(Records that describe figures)
* Start *

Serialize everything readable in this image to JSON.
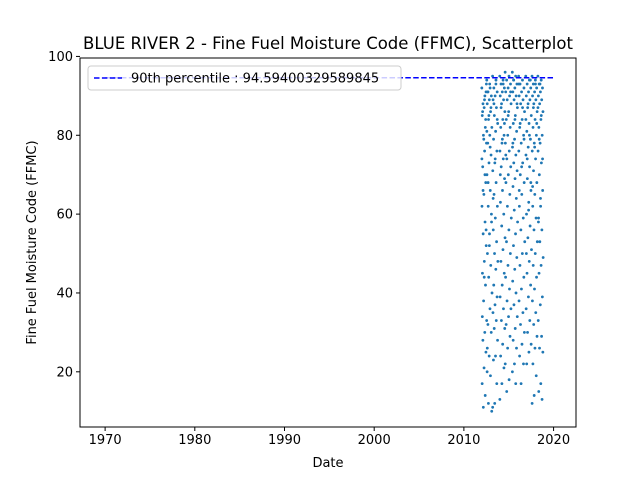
{
  "chart_data": {
    "type": "scatter",
    "title": "BLUE RIVER 2 - Fine Fuel Moisture Code (FFMC), Scatterplot",
    "xlabel": "Date",
    "ylabel": "Fine Fuel Moisture Code (FFMC)",
    "xlim": [
      1967.2,
      2022.5
    ],
    "ylim": [
      6.0,
      99.6
    ],
    "x_ticks": [
      1970,
      1980,
      1990,
      2000,
      2010,
      2020
    ],
    "y_ticks": [
      20,
      40,
      60,
      80,
      100
    ],
    "grid": false,
    "legend": {
      "placement": "top-left",
      "entries": [
        {
          "label": "90th percentile : 94.59400329589845",
          "style": "dashed-line"
        }
      ]
    },
    "reference_line": {
      "name": "90th percentile : 94.59400329589845",
      "value": 94.59400329589845,
      "x_range": [
        1970,
        2020
      ],
      "style": "dashed",
      "color": "#0000ff"
    },
    "point_color": "#1f77b4",
    "series": [
      {
        "seasons": [
          {
            "year_start": 2012.0,
            "year_end": 2012.55,
            "y_values": [
              92,
              90,
              88,
              91,
              87,
              85,
              82,
              80,
              78,
              76,
              72,
              68,
              65,
              62,
              58,
              55,
              52,
              48,
              45,
              42,
              38,
              33,
              30,
              28,
              25,
              21,
              17,
              14,
              11,
              93,
              89,
              86,
              84,
              79,
              74,
              70,
              66,
              56,
              44,
              34
            ]
          },
          {
            "year_start": 2012.55,
            "year_end": 2013.15,
            "y_values": [
              94,
              92,
              91,
              90,
              89,
              88,
              86,
              84,
              82,
              80,
              78,
              75,
              73,
              70,
              66,
              62,
              58,
              55,
              50,
              47,
              44,
              40,
              36,
              32,
              30,
              24,
              20,
              19,
              12,
              10,
              93,
              91,
              87,
              85,
              81,
              77,
              68,
              60,
              52,
              26
            ]
          },
          {
            "year_start": 2013.2,
            "year_end": 2013.8,
            "y_values": [
              95,
              93,
              92,
              91,
              90,
              89,
              87,
              85,
              83,
              81,
              79,
              76,
              73,
              71,
              68,
              65,
              62,
              59,
              56,
              53,
              50,
              48,
              46,
              42,
              39,
              37,
              35,
              33,
              31,
              28,
              24,
              23,
              17,
              12,
              11,
              94,
              88,
              84,
              74,
              64
            ]
          },
          {
            "year_start": 2014.0,
            "year_end": 2014.6,
            "y_values": [
              95,
              94,
              93,
              92,
              91,
              90,
              89,
              88,
              86,
              84,
              82,
              80,
              78,
              76,
              74,
              72,
              69,
              66,
              63,
              60,
              57,
              54,
              51,
              48,
              45,
              42,
              39,
              36,
              33,
              31,
              27,
              24,
              21,
              17,
              13,
              93,
              87,
              83,
              79,
              70
            ]
          },
          {
            "year_start": 2014.6,
            "year_end": 2015.3,
            "y_values": [
              96,
              95,
              94,
              93,
              92,
              91,
              90,
              89,
              88,
              86,
              84,
              82,
              80,
              78,
              76,
              74,
              72,
              70,
              68,
              65,
              62,
              59,
              56,
              53,
              50,
              47,
              44,
              41,
              38,
              36,
              34,
              32,
              29,
              26,
              22,
              18,
              15,
              91,
              85,
              75
            ]
          },
          {
            "year_start": 2015.4,
            "year_end": 2016.0,
            "y_values": [
              96,
              95,
              94,
              93,
              92,
              91,
              90,
              89,
              87,
              85,
              83,
              81,
              79,
              77,
              75,
              73,
              71,
              69,
              67,
              64,
              61,
              58,
              55,
              52,
              49,
              46,
              43,
              40,
              37,
              34,
              31,
              28,
              26,
              22,
              20,
              17,
              94,
              88,
              84,
              78
            ]
          },
          {
            "year_start": 2016.1,
            "year_end": 2016.8,
            "y_values": [
              95,
              94,
              93,
              92,
              91,
              90,
              89,
              88,
              86,
              84,
              82,
              80,
              78,
              76,
              73,
              70,
              68,
              65,
              62,
              59,
              56,
              53,
              50,
              47,
              44,
              41,
              38,
              35,
              32,
              30,
              27,
              24,
              22,
              17,
              93,
              87,
              83,
              79,
              72,
              66
            ]
          },
          {
            "year_start": 2016.9,
            "year_end": 2017.55,
            "y_values": [
              95,
              94,
              93,
              92,
              91,
              90,
              89,
              87,
              85,
              83,
              81,
              79,
              77,
              75,
              72,
              69,
              66,
              63,
              60,
              57,
              54,
              51,
              48,
              45,
              42,
              39,
              36,
              33,
              30,
              27,
              25,
              22,
              94,
              88,
              84,
              80,
              74,
              68,
              61,
              50
            ]
          },
          {
            "year_start": 2017.6,
            "year_end": 2018.2,
            "y_values": [
              95,
              94,
              93,
              92,
              91,
              90,
              89,
              88,
              86,
              84,
              82,
              80,
              78,
              76,
              74,
              71,
              68,
              65,
              62,
              59,
              56,
              53,
              50,
              47,
              44,
              41,
              38,
              35,
              32,
              29,
              26,
              22,
              19,
              14,
              12,
              93,
              87,
              83,
              77,
              67
            ]
          },
          {
            "year_start": 2018.25,
            "year_end": 2018.85,
            "y_values": [
              95,
              94,
              93,
              92,
              91,
              90,
              89,
              88,
              86,
              84,
              82,
              80,
              78,
              76,
              73,
              70,
              66,
              62,
              59,
              56,
              53,
              49,
              47,
              45,
              39,
              37,
              33,
              29,
              26,
              25,
              17,
              15,
              13,
              93,
              87,
              85,
              79,
              74,
              64,
              58
            ]
          }
        ]
      }
    ]
  }
}
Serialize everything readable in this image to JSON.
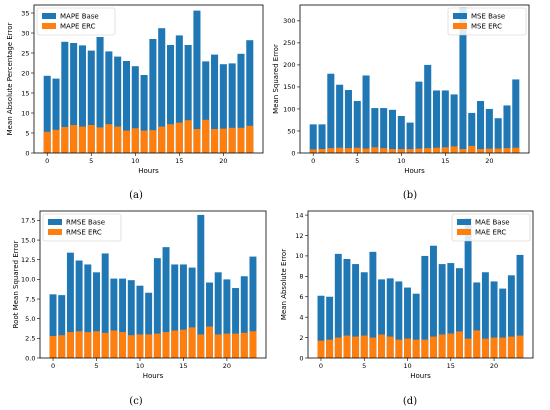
{
  "chart_data": [
    {
      "type": "bar",
      "caption": "(a)",
      "xlabel": "Hours",
      "ylabel": "Mean Absolute Percentage Error",
      "ylim": [
        0,
        37
      ],
      "xlim": [
        -1.5,
        24.5
      ],
      "xticks": [
        0,
        5,
        10,
        15,
        20
      ],
      "yticks": [
        0,
        5,
        10,
        15,
        20,
        25,
        30,
        35
      ],
      "legend": "top-left",
      "x": [
        0,
        1,
        2,
        3,
        4,
        5,
        6,
        7,
        8,
        9,
        10,
        11,
        12,
        13,
        14,
        15,
        16,
        17,
        18,
        19,
        20,
        21,
        22,
        23
      ],
      "series": [
        {
          "name": "MAPE Base",
          "color": "#1f77b4",
          "values": [
            19.3,
            18.6,
            27.8,
            27.5,
            26.9,
            25.6,
            29.0,
            25.4,
            24.1,
            23.0,
            21.7,
            19.5,
            28.5,
            31.2,
            27.0,
            29.4,
            27.0,
            35.6,
            22.9,
            24.6,
            22.2,
            22.4,
            24.8,
            28.2
          ]
        },
        {
          "name": "MAPE ERC",
          "color": "#ff7f0e",
          "values": [
            5.3,
            5.8,
            6.5,
            7.0,
            6.6,
            7.0,
            6.4,
            7.2,
            6.6,
            5.6,
            6.2,
            5.6,
            5.7,
            6.6,
            7.2,
            7.6,
            8.2,
            6.0,
            8.3,
            6.0,
            6.1,
            6.3,
            6.3,
            6.8
          ]
        }
      ]
    },
    {
      "type": "bar",
      "caption": "(b)",
      "xlabel": "Hours",
      "ylabel": "Mean Squared Error",
      "ylim": [
        0,
        336
      ],
      "xlim": [
        -1.5,
        24.5
      ],
      "xticks": [
        0,
        5,
        10,
        15,
        20
      ],
      "yticks": [
        0,
        50,
        100,
        150,
        200,
        250,
        300
      ],
      "legend": "top-right",
      "x": [
        0,
        1,
        2,
        3,
        4,
        5,
        6,
        7,
        8,
        9,
        10,
        11,
        12,
        13,
        14,
        15,
        16,
        17,
        18,
        19,
        20,
        21,
        22,
        23
      ],
      "series": [
        {
          "name": "MSE Base",
          "color": "#1f77b4",
          "values": [
            65,
            65,
            180,
            155,
            143,
            118,
            176,
            102,
            102,
            98,
            84,
            69,
            162,
            200,
            142,
            142,
            133,
            330,
            91,
            118,
            100,
            79,
            108,
            167
          ]
        },
        {
          "name": "MSE ERC",
          "color": "#ff7f0e",
          "values": [
            8,
            9,
            11,
            12,
            11,
            12,
            10,
            13,
            11,
            9,
            9,
            9,
            10,
            11,
            12,
            13,
            15,
            9,
            16,
            9,
            10,
            10,
            11,
            12
          ]
        }
      ]
    },
    {
      "type": "bar",
      "caption": "(c)",
      "xlabel": "Hours",
      "ylabel": "Root Mean Squared Error",
      "ylim": [
        0,
        18.7
      ],
      "xlim": [
        -1.5,
        24.5
      ],
      "xticks": [
        0,
        5,
        10,
        15,
        20
      ],
      "yticks": [
        0.0,
        2.5,
        5.0,
        7.5,
        10.0,
        12.5,
        15.0,
        17.5
      ],
      "ytick_labels": [
        "0.0",
        "2.5",
        "5.0",
        "7.5",
        "10.0",
        "12.5",
        "15.0",
        "17.5"
      ],
      "legend": "top-left",
      "x": [
        0,
        1,
        2,
        3,
        4,
        5,
        6,
        7,
        8,
        9,
        10,
        11,
        12,
        13,
        14,
        15,
        16,
        17,
        18,
        19,
        20,
        21,
        22,
        23
      ],
      "series": [
        {
          "name": "RMSE Base",
          "color": "#1f77b4",
          "values": [
            8.1,
            8.0,
            13.4,
            12.4,
            11.9,
            10.9,
            13.3,
            10.1,
            10.1,
            9.9,
            9.2,
            8.3,
            12.7,
            14.1,
            11.9,
            11.9,
            11.5,
            18.2,
            9.6,
            10.9,
            10.0,
            8.9,
            10.4,
            12.9
          ]
        },
        {
          "name": "RMSE ERC",
          "color": "#ff7f0e",
          "values": [
            2.8,
            2.9,
            3.3,
            3.4,
            3.3,
            3.4,
            3.2,
            3.5,
            3.3,
            2.9,
            3.0,
            3.0,
            3.1,
            3.3,
            3.5,
            3.6,
            3.9,
            3.0,
            4.0,
            3.0,
            3.1,
            3.1,
            3.2,
            3.4
          ]
        }
      ]
    },
    {
      "type": "bar",
      "caption": "(d)",
      "xlabel": "Hours",
      "ylabel": "Mean Absolute Error",
      "ylim": [
        0,
        14.4
      ],
      "xlim": [
        -1.5,
        24.5
      ],
      "xticks": [
        0,
        5,
        10,
        15,
        20
      ],
      "yticks": [
        0,
        2,
        4,
        6,
        8,
        10,
        12,
        14
      ],
      "legend": "top-right",
      "x": [
        0,
        1,
        2,
        3,
        4,
        5,
        6,
        7,
        8,
        9,
        10,
        11,
        12,
        13,
        14,
        15,
        16,
        17,
        18,
        19,
        20,
        21,
        22,
        23
      ],
      "series": [
        {
          "name": "MAE Base",
          "color": "#1f77b4",
          "values": [
            6.1,
            6.0,
            10.2,
            9.7,
            9.2,
            8.4,
            10.4,
            7.7,
            7.8,
            7.5,
            6.9,
            6.3,
            10.0,
            11.0,
            9.2,
            9.3,
            8.8,
            13.7,
            7.4,
            8.4,
            7.5,
            6.8,
            8.1,
            10.1
          ]
        },
        {
          "name": "MAE ERC",
          "color": "#ff7f0e",
          "values": [
            1.7,
            1.8,
            2.0,
            2.2,
            2.1,
            2.2,
            2.0,
            2.3,
            2.1,
            1.8,
            1.9,
            1.8,
            1.8,
            2.1,
            2.3,
            2.4,
            2.6,
            1.9,
            2.7,
            1.9,
            2.0,
            2.0,
            2.1,
            2.2
          ]
        }
      ]
    }
  ]
}
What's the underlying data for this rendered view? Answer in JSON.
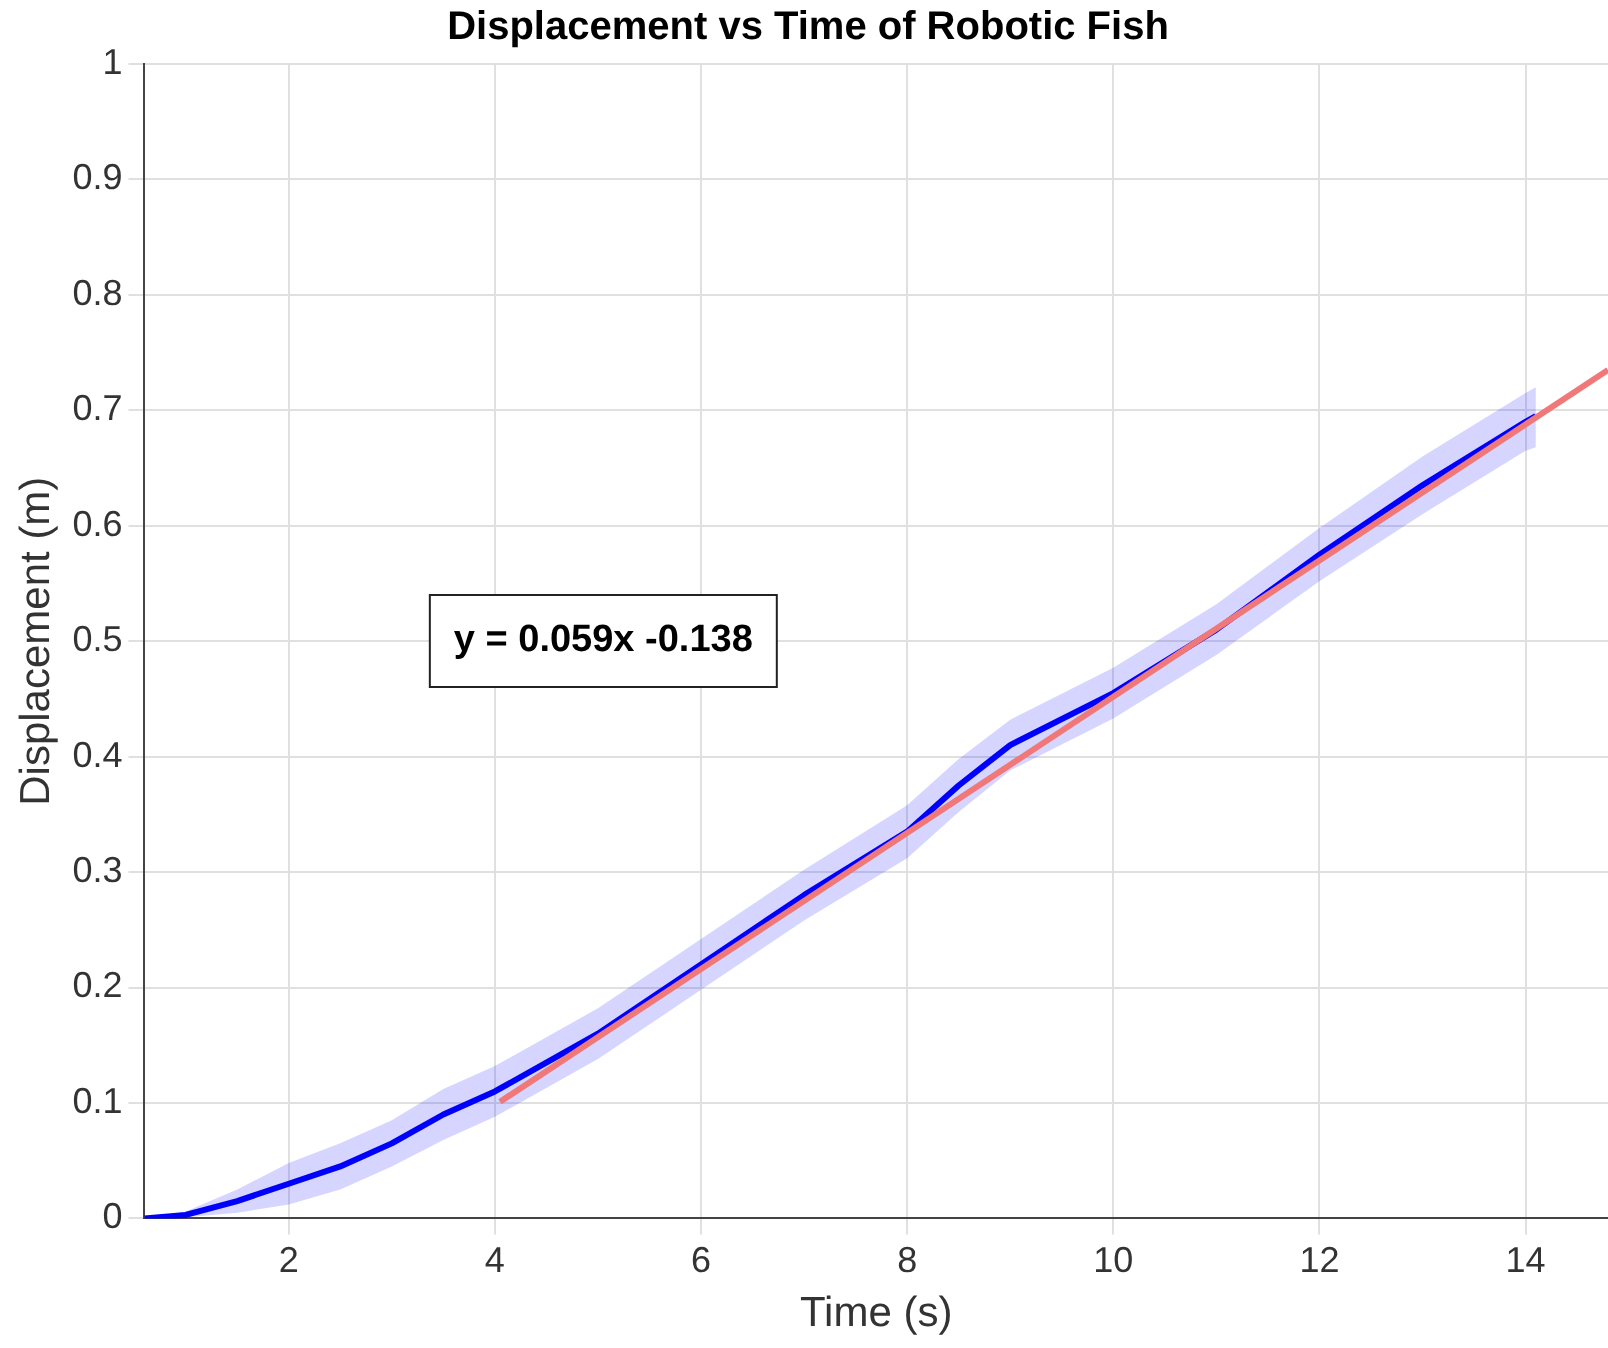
{
  "chart_data": {
    "type": "line",
    "title": "Displacement vs Time of Robotic Fish",
    "xlabel": "Time (s)",
    "ylabel": "Displacement (m)",
    "xlim": [
      0.6,
      14.8
    ],
    "ylim": [
      0,
      1
    ],
    "xticks": [
      2,
      4,
      6,
      8,
      10,
      12,
      14
    ],
    "yticks": [
      0,
      0.1,
      0.2,
      0.3,
      0.4,
      0.5,
      0.6,
      0.7,
      0.8,
      0.9,
      1
    ],
    "grid": true,
    "legend": false,
    "annotations": [
      "y = 0.059x -0.138"
    ],
    "series": [
      {
        "color": "#0000ff",
        "x": [
          0.6,
          1,
          1.5,
          2,
          2.5,
          3,
          3.5,
          4,
          5,
          6,
          7,
          8,
          8.5,
          9,
          10,
          11,
          12,
          13,
          14,
          14.1
        ],
        "values": [
          0,
          0.003,
          0.015,
          0.03,
          0.045,
          0.065,
          0.09,
          0.11,
          0.16,
          0.22,
          0.28,
          0.335,
          0.375,
          0.41,
          0.455,
          0.51,
          0.575,
          0.635,
          0.69,
          0.695
        ],
        "lower": [
          0,
          0.001,
          0.005,
          0.012,
          0.025,
          0.045,
          0.068,
          0.088,
          0.138,
          0.198,
          0.258,
          0.312,
          0.352,
          0.388,
          0.433,
          0.488,
          0.552,
          0.61,
          0.665,
          0.668
        ],
        "upper": [
          0,
          0.006,
          0.025,
          0.048,
          0.065,
          0.085,
          0.112,
          0.132,
          0.182,
          0.242,
          0.302,
          0.358,
          0.398,
          0.432,
          0.477,
          0.532,
          0.598,
          0.66,
          0.715,
          0.72
        ]
      },
      {
        "color": "#f07878",
        "x": [
          4.05,
          14.8
        ],
        "values": [
          0.101,
          0.735
        ]
      }
    ]
  }
}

* End *

▸ **Problem to work on**
Look through the material above. Copy each line where the word "percentile" appears.

▸ **Reply**
          "label": "90th percentile : 94.59400329589845",
      "name": "90th percentile : 94.59400329589845",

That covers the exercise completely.